§ **What the task requires**:
From the listing below, extract every line in which the word "JSON" appears.

= = = = = = =

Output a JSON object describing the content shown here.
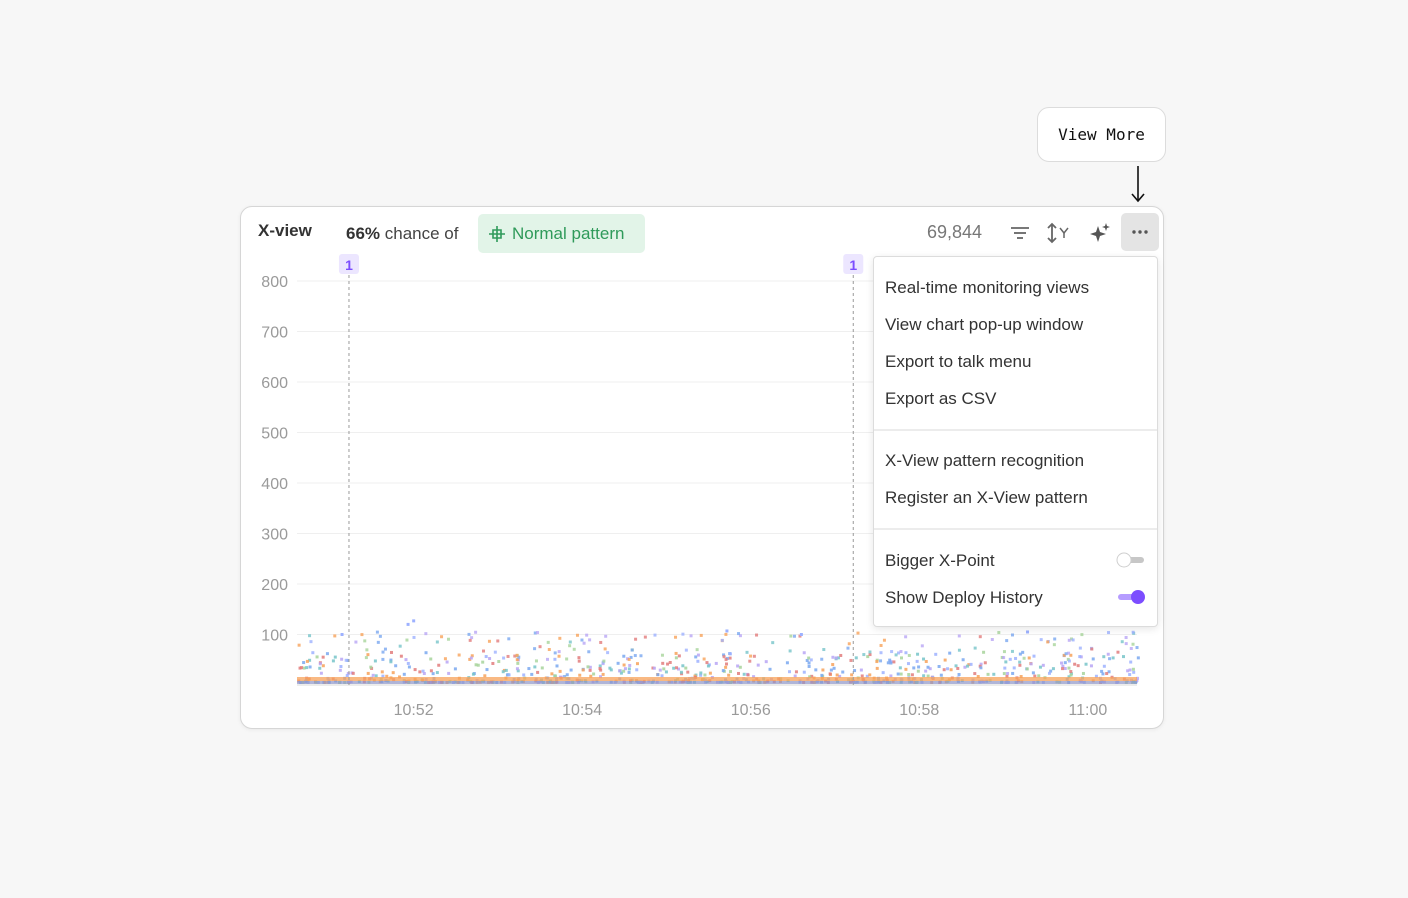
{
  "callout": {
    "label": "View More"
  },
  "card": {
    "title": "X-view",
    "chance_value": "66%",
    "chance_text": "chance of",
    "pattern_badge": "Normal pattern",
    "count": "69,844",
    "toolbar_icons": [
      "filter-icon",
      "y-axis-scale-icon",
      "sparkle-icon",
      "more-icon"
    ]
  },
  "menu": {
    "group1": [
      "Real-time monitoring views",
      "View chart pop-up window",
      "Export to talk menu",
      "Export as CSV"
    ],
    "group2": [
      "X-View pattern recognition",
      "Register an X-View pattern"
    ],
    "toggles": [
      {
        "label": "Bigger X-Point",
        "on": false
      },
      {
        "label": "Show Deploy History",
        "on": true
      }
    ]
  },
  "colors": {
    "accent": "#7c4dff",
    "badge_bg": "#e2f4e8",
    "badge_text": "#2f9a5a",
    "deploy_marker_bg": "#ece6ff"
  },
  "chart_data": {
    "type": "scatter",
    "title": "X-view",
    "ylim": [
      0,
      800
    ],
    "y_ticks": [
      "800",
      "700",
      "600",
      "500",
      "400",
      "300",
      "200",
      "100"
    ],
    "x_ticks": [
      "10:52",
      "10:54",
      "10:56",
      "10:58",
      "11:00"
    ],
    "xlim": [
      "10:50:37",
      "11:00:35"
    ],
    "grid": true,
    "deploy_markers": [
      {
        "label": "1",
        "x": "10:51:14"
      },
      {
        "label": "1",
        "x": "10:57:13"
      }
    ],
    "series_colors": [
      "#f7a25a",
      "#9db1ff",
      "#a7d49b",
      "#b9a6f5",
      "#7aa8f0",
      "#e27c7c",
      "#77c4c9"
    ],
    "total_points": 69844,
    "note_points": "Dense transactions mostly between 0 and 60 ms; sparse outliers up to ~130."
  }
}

= = = = = = =

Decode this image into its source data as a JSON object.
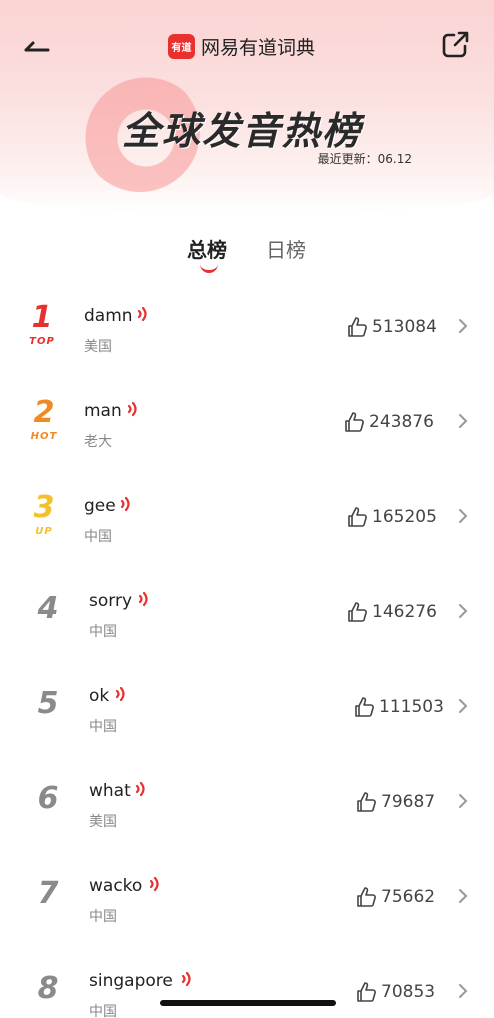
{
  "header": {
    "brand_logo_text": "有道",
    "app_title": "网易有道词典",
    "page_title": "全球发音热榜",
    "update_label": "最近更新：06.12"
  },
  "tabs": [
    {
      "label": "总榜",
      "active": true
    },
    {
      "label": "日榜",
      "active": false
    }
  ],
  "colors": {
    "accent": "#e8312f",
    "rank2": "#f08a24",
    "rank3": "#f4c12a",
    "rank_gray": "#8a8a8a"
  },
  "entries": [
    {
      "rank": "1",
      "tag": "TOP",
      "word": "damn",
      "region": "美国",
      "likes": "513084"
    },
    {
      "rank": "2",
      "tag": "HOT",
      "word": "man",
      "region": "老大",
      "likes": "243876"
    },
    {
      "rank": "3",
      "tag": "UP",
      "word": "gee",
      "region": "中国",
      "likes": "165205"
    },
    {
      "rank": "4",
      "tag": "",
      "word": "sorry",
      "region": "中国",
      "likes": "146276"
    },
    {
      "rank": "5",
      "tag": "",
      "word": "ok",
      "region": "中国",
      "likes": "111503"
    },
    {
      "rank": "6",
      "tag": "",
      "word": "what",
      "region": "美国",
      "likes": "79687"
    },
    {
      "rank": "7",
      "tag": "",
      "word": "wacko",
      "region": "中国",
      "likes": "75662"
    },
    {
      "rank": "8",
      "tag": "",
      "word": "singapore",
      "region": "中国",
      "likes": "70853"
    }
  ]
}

= = = = = = =

§ **Completed exercise**:
Output a JSON object describing the content shown here.
Decode this image into its source data as a JSON object.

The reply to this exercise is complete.